** START OF DATA PROVIDED **

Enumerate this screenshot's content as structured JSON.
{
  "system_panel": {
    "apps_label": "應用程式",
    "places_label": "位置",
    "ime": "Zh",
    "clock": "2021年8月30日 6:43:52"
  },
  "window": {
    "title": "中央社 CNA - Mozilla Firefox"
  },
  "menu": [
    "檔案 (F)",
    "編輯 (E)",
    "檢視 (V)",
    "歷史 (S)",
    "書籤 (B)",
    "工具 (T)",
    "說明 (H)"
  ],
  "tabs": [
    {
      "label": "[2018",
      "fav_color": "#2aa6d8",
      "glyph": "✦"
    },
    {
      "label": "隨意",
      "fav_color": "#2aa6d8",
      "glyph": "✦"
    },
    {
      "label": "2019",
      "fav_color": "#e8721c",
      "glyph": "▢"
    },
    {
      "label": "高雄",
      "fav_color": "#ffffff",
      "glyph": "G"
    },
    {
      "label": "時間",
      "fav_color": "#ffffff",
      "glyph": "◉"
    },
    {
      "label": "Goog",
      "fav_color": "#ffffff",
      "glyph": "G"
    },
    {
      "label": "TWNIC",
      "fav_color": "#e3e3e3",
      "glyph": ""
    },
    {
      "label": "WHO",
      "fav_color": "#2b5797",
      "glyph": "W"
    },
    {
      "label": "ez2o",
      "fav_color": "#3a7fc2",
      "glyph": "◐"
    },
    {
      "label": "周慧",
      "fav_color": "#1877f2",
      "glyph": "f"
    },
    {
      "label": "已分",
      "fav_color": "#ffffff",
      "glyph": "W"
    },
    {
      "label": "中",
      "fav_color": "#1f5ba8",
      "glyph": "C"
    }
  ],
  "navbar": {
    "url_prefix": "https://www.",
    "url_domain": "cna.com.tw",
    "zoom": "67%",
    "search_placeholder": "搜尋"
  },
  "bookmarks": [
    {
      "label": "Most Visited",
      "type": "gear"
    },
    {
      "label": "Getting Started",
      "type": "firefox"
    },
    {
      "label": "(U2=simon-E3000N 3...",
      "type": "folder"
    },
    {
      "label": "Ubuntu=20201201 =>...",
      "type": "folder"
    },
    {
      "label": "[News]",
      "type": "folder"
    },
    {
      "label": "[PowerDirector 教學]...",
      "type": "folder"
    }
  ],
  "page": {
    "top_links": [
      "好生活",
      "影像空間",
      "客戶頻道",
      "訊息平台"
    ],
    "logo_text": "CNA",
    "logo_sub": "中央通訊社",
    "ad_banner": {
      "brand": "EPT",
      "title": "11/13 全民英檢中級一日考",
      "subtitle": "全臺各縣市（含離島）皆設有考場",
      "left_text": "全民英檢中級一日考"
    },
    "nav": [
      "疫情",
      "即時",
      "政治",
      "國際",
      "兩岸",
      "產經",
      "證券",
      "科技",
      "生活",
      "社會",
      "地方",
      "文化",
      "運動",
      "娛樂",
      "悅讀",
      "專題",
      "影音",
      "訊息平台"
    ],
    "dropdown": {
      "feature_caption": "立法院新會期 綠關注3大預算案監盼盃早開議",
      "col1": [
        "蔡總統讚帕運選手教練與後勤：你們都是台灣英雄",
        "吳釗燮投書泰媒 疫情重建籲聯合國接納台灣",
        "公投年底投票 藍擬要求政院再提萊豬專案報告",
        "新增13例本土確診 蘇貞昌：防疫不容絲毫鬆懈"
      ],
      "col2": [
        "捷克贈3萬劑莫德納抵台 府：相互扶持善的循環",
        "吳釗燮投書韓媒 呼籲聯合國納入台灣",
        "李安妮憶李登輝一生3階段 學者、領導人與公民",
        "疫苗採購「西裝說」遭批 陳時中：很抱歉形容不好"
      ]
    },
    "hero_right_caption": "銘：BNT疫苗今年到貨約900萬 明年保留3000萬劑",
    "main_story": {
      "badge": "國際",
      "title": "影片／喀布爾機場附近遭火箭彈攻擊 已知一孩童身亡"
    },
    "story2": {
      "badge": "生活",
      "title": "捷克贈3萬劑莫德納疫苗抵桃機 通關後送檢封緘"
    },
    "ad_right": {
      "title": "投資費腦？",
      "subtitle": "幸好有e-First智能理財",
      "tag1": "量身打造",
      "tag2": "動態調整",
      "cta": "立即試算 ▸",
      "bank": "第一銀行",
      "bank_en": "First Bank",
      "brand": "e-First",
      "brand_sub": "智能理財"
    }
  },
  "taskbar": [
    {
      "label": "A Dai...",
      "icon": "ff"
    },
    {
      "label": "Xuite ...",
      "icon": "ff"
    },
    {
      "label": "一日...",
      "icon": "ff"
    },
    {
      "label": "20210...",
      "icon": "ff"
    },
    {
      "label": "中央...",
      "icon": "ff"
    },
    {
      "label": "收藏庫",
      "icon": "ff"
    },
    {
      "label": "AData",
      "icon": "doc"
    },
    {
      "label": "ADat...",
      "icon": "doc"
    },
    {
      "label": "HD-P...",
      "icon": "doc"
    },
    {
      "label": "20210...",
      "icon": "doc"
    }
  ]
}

** END OF DATA PROVIDED **
** START OF DATA PROVIDED **

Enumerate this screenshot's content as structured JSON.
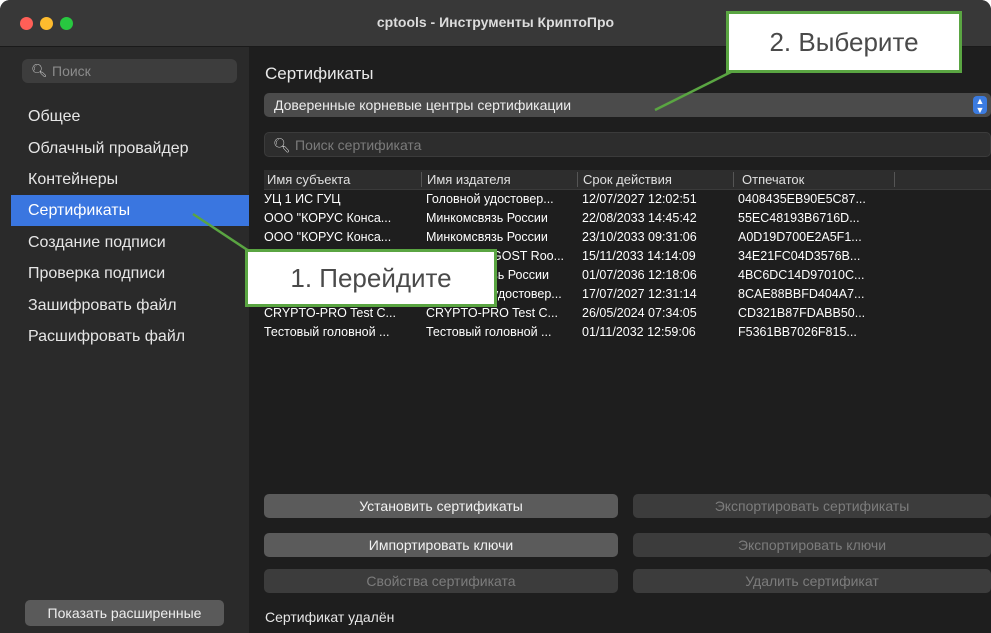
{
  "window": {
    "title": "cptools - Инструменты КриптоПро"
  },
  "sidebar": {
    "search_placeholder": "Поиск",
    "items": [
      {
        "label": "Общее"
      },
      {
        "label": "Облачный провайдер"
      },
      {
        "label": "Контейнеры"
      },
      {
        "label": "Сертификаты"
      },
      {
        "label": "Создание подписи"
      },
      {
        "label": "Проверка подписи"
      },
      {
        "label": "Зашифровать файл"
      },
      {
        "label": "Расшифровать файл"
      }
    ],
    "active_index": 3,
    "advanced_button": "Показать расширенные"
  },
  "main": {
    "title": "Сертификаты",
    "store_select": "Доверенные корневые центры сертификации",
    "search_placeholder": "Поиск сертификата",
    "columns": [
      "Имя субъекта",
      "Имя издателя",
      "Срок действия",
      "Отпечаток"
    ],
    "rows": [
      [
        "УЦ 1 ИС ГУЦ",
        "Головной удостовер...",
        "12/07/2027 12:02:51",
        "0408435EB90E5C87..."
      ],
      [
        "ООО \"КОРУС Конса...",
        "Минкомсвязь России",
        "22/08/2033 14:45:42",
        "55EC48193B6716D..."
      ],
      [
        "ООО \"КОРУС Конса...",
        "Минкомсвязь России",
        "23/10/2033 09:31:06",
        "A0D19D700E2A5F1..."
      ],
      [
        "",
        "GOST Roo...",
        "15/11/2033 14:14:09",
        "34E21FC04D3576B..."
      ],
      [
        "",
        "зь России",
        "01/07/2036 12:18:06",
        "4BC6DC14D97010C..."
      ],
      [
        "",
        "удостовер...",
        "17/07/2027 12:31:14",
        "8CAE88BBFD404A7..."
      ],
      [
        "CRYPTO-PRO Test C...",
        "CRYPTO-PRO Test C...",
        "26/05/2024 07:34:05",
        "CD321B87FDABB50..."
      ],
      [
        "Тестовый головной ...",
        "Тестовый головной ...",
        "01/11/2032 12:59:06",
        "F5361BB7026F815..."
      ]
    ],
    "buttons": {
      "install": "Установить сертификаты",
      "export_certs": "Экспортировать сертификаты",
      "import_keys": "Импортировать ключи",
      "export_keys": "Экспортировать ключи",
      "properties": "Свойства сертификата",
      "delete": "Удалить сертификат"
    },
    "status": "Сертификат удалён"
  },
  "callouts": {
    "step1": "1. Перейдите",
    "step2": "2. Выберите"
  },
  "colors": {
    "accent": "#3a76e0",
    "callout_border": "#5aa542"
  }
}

** END OF DATA PROVIDED **

(WORK REQUIRED):
Identify each line in the records above containing the word "Поиск"; copy those lines.

(EXERCISE RESULT):
    "search_placeholder": "Поиск",
    "search_placeholder": "Поиск сертификата",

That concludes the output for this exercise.